Dataset entries
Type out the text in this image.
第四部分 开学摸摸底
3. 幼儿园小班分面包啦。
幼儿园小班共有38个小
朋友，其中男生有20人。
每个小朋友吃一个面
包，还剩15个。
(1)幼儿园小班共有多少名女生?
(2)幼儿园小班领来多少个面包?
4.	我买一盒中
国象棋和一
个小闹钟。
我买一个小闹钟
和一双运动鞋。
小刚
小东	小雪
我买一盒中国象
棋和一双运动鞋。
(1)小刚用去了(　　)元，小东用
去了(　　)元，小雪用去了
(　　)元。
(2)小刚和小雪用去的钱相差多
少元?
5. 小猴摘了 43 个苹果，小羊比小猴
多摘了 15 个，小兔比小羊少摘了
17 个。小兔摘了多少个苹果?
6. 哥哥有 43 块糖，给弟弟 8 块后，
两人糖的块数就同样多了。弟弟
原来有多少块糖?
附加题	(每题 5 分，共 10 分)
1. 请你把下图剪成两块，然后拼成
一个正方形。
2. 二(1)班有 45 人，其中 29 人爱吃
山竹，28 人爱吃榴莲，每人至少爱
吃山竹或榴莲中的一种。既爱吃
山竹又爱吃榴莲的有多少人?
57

Short problem:
Take the entries above and transcribe them exactly.

The output:
Type out the text in this image.
第四部分 开学摸摸底
3. 幼儿园小班分面包啦。
幼儿园小班共有38个小
朋友，其中男生有20人。
每个小朋友吃一个面
包，还剩15个。
(1)幼儿园小班共有多少名女生?
(2)幼儿园小班领来多少个面包?
4.	我买一盒中
国象棋和一
个小闹钟。
我买一个小闹钟
和一双运动鞋。
小刚
小东	小雪
我买一盒中国象
棋和一双运动鞋。
(1)小刚用去了(　　)元，小东用
去了(　　)元，小雪用去了
(　　)元。
(2)小刚和小雪用去的钱相差多
少元?
5. 小猴摘了 43 个苹果，小羊比小猴
多摘了 15 个，小兔比小羊少摘了
17 个。小兔摘了多少个苹果?
6. 哥哥有 43 块糖，给弟弟 8 块后，
两人糖的块数就同样多了。弟弟
原来有多少块糖?
附加题	(每题 5 分，共 10 分)
1. 请你把下图剪成两块，然后拼成
一个正方形。
2. 二(1)班有 45 人，其中 29 人爱吃
山竹，28 人爱吃榴莲，每人至少爱
吃山竹或榴莲中的一种。既爱吃
山竹又爱吃榴莲的有多少人?
57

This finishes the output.